● DATA FOR PROCESSING
★ ★ ★ ★ ★
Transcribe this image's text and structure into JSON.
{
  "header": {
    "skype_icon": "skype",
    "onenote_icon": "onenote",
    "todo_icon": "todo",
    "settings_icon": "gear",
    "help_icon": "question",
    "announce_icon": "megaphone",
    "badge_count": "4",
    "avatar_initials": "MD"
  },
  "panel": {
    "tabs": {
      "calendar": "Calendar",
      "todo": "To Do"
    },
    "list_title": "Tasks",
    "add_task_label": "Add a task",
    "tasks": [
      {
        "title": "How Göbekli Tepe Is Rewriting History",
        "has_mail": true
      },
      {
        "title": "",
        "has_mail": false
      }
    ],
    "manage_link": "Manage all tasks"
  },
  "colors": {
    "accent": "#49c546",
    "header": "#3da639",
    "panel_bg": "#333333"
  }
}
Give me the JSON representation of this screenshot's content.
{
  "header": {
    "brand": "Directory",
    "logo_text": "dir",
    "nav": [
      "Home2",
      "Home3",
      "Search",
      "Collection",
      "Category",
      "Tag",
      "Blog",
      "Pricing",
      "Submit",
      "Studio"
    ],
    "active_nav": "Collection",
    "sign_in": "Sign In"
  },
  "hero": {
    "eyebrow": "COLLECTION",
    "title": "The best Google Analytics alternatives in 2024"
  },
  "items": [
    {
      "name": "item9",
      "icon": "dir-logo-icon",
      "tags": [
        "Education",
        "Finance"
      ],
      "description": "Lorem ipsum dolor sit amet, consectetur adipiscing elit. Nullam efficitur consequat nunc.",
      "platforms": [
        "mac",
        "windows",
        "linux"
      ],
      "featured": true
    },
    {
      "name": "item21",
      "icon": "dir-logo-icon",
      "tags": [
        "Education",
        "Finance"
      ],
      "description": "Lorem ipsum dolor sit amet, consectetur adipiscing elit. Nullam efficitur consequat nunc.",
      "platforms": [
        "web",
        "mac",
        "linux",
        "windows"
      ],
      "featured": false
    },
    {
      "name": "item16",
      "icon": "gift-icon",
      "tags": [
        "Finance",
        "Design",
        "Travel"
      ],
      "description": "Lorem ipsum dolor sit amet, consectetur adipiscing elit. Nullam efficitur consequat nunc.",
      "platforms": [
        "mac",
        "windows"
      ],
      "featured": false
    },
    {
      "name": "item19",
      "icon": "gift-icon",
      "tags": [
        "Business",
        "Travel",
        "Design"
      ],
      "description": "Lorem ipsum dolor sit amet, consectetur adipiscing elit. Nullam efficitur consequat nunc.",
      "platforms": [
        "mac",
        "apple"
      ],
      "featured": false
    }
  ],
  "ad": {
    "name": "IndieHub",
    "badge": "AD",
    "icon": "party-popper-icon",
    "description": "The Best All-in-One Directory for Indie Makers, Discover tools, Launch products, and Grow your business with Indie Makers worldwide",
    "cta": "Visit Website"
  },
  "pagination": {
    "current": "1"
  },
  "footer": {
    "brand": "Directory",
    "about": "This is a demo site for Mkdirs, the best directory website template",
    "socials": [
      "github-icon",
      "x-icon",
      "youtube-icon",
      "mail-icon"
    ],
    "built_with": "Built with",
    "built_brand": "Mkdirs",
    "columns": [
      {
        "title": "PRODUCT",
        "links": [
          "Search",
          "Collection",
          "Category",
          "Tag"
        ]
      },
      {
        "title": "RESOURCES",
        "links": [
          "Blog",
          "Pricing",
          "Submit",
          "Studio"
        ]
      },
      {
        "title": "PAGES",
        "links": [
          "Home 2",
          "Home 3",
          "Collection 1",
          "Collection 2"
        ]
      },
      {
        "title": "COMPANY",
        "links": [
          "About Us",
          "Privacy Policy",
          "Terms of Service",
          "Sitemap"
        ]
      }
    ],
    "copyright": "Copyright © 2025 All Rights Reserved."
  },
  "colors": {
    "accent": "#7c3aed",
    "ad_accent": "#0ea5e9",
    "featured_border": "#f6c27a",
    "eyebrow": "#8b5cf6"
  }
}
★ ★ ★ ★ ★
● DIRECTION
Extract the data exactly as given.

● CORRECT RESULT
Transcribe this image's text and structure into JSON.
{
  "header": {
    "skype_icon": "skype",
    "onenote_icon": "onenote",
    "todo_icon": "todo",
    "settings_icon": "gear",
    "help_icon": "question",
    "announce_icon": "megaphone",
    "badge_count": "4",
    "avatar_initials": "MD"
  },
  "panel": {
    "tabs": {
      "calendar": "Calendar",
      "todo": "To Do"
    },
    "list_title": "Tasks",
    "add_task_label": "Add a task",
    "tasks": [
      {
        "title": "How Göbekli Tepe Is Rewriting History",
        "has_mail": true
      },
      {
        "title": "",
        "has_mail": false
      }
    ],
    "manage_link": "Manage all tasks"
  },
  "colors": {
    "accent": "#49c546",
    "header": "#3da639",
    "panel_bg": "#333333"
  }
}
Give me the JSON representation of this screenshot's content.
{
  "header": {
    "brand": "Directory",
    "logo_text": "dir",
    "nav": [
      "Home2",
      "Home3",
      "Search",
      "Collection",
      "Category",
      "Tag",
      "Blog",
      "Pricing",
      "Submit",
      "Studio"
    ],
    "active_nav": "Collection",
    "sign_in": "Sign In"
  },
  "hero": {
    "eyebrow": "COLLECTION",
    "title": "The best Google Analytics alternatives in 2024"
  },
  "items": [
    {
      "name": "item9",
      "icon": "dir-logo-icon",
      "tags": [
        "Education",
        "Finance"
      ],
      "description": "Lorem ipsum dolor sit amet, consectetur adipiscing elit. Nullam efficitur consequat nunc.",
      "platforms": [
        "mac",
        "windows",
        "linux"
      ],
      "featured": true
    },
    {
      "name": "item21",
      "icon": "dir-logo-icon",
      "tags": [
        "Education",
        "Finance"
      ],
      "description": "Lorem ipsum dolor sit amet, consectetur adipiscing elit. Nullam efficitur consequat nunc.",
      "platforms": [
        "web",
        "mac",
        "linux",
        "windows"
      ],
      "featured": false
    },
    {
      "name": "item16",
      "icon": "gift-icon",
      "tags": [
        "Finance",
        "Design",
        "Travel"
      ],
      "description": "Lorem ipsum dolor sit amet, consectetur adipiscing elit. Nullam efficitur consequat nunc.",
      "platforms": [
        "mac",
        "windows"
      ],
      "featured": false
    },
    {
      "name": "item19",
      "icon": "gift-icon",
      "tags": [
        "Business",
        "Travel",
        "Design"
      ],
      "description": "Lorem ipsum dolor sit amet, consectetur adipiscing elit. Nullam efficitur consequat nunc.",
      "platforms": [
        "mac",
        "apple"
      ],
      "featured": false
    }
  ],
  "ad": {
    "name": "IndieHub",
    "badge": "AD",
    "icon": "party-popper-icon",
    "description": "The Best All-in-One Directory for Indie Makers, Discover tools, Launch products, and Grow your business with Indie Makers worldwide",
    "cta": "Visit Website"
  },
  "pagination": {
    "current": "1"
  },
  "footer": {
    "brand": "Directory",
    "about": "This is a demo site for Mkdirs, the best directory website template",
    "socials": [
      "github-icon",
      "x-icon",
      "youtube-icon",
      "mail-icon"
    ],
    "built_with": "Built with",
    "built_brand": "Mkdirs",
    "columns": [
      {
        "title": "PRODUCT",
        "links": [
          "Search",
          "Collection",
          "Category",
          "Tag"
        ]
      },
      {
        "title": "RESOURCES",
        "links": [
          "Blog",
          "Pricing",
          "Submit",
          "Studio"
        ]
      },
      {
        "title": "PAGES",
        "links": [
          "Home 2",
          "Home 3",
          "Collection 1",
          "Collection 2"
        ]
      },
      {
        "title": "COMPANY",
        "links": [
          "About Us",
          "Privacy Policy",
          "Terms of Service",
          "Sitemap"
        ]
      }
    ],
    "copyright": "Copyright © 2025 All Rights Reserved."
  },
  "colors": {
    "accent": "#7c3aed",
    "ad_accent": "#0ea5e9",
    "featured_border": "#f6c27a",
    "eyebrow": "#8b5cf6"
  }
}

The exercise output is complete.